▶

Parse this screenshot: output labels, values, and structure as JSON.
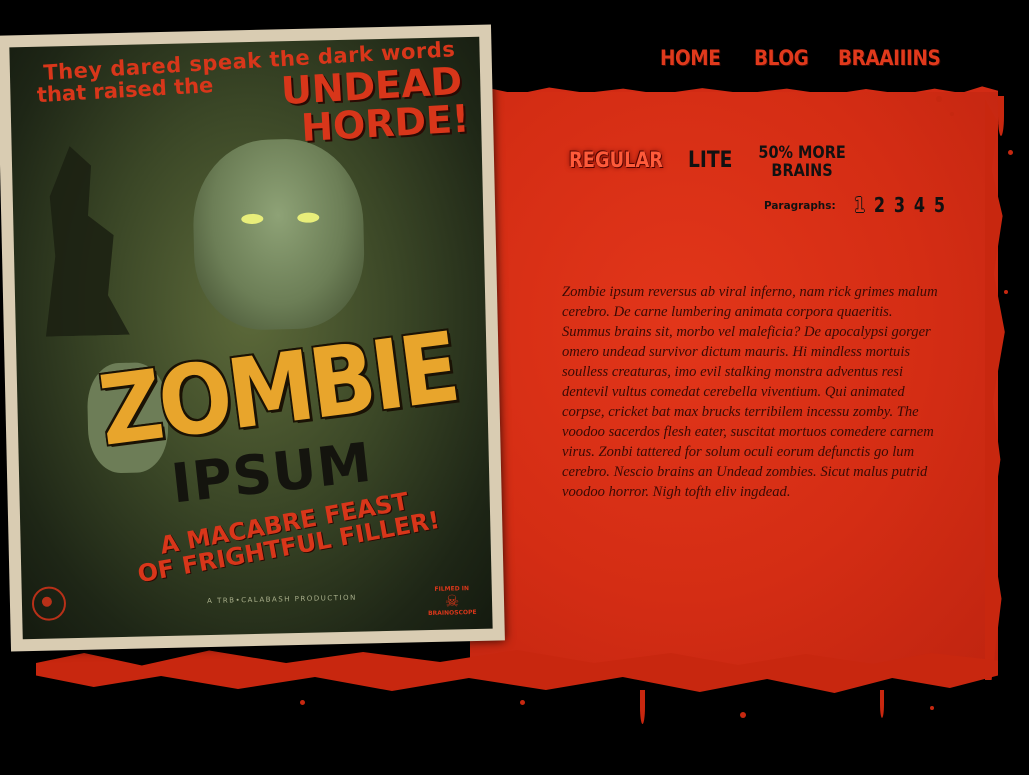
{
  "nav": {
    "items": [
      "HOME",
      "BLOG",
      "BRAAIIINS"
    ]
  },
  "variants": {
    "regular": "REGULAR",
    "lite": "LITE",
    "more_brains_line1": "50% MORE",
    "more_brains_line2": "BRAINS",
    "selected": "REGULAR"
  },
  "paragraphs": {
    "label": "Paragraphs:",
    "options": [
      "1",
      "2",
      "3",
      "4",
      "5"
    ],
    "selected": "1"
  },
  "content": {
    "text": "Zombie ipsum reversus ab viral inferno, nam rick grimes malum cerebro. De carne lumbering animata corpora quaeritis. Summus brains sit, morbo vel maleficia? De apocalypsi gorger omero undead survivor dictum mauris. Hi mindless mortuis soulless creaturas, imo evil stalking monstra adventus resi dentevil vultus comedat cerebella viventium. Qui animated corpse, cricket bat max brucks terribilem incessu zomby. The voodoo sacerdos flesh eater, suscitat mortuos comedere carnem virus. Zonbi tattered for solum oculi eorum defunctis go lum cerebro. Nescio brains an Undead zombies. Sicut malus putrid voodoo horror. Nigh tofth eliv ingdead."
  },
  "poster": {
    "headline_line1": "They dared speak the dark words",
    "headline_line2": "that raised the",
    "headline_big1": "UNDEAD",
    "headline_big2": "HORDE!",
    "title": "ZOMBIE",
    "subtitle": "IPSUM",
    "tagline_line1": "A MACABRE FEAST",
    "tagline_line2": "OF FRIGHTFUL FILLER!",
    "credit": "A TRB•CALABASH PRODUCTION",
    "filmed_line1": "FILMED IN",
    "filmed_line2": "BRAINOSCOPE"
  },
  "colors": {
    "panel_red": "#d42d14",
    "nav_red": "#e0391c",
    "background": "#000000"
  }
}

◀

▶ **Exercise aim**
Everything in the records must be transcribed exactly, except the pictures, which are left out.

▶ **Output of the task**
Parse this screenshot: output labels, values, and structure as JSON.
{
  "nav": {
    "items": [
      "HOME",
      "BLOG",
      "BRAAIIINS"
    ]
  },
  "variants": {
    "regular": "REGULAR",
    "lite": "LITE",
    "more_brains_line1": "50% MORE",
    "more_brains_line2": "BRAINS",
    "selected": "REGULAR"
  },
  "paragraphs": {
    "label": "Paragraphs:",
    "options": [
      "1",
      "2",
      "3",
      "4",
      "5"
    ],
    "selected": "1"
  },
  "content": {
    "text": "Zombie ipsum reversus ab viral inferno, nam rick grimes malum cerebro. De carne lumbering animata corpora quaeritis. Summus brains sit, morbo vel maleficia? De apocalypsi gorger omero undead survivor dictum mauris. Hi mindless mortuis soulless creaturas, imo evil stalking monstra adventus resi dentevil vultus comedat cerebella viventium. Qui animated corpse, cricket bat max brucks terribilem incessu zomby. The voodoo sacerdos flesh eater, suscitat mortuos comedere carnem virus. Zonbi tattered for solum oculi eorum defunctis go lum cerebro. Nescio brains an Undead zombies. Sicut malus putrid voodoo horror. Nigh tofth eliv ingdead."
  },
  "poster": {
    "headline_line1": "They dared speak the dark words",
    "headline_line2": "that raised the",
    "headline_big1": "UNDEAD",
    "headline_big2": "HORDE!",
    "title": "ZOMBIE",
    "subtitle": "IPSUM",
    "tagline_line1": "A MACABRE FEAST",
    "tagline_line2": "OF FRIGHTFUL FILLER!",
    "credit": "A TRB•CALABASH PRODUCTION",
    "filmed_line1": "FILMED IN",
    "filmed_line2": "BRAINOSCOPE"
  },
  "colors": {
    "panel_red": "#d42d14",
    "nav_red": "#e0391c",
    "background": "#000000"
  }
}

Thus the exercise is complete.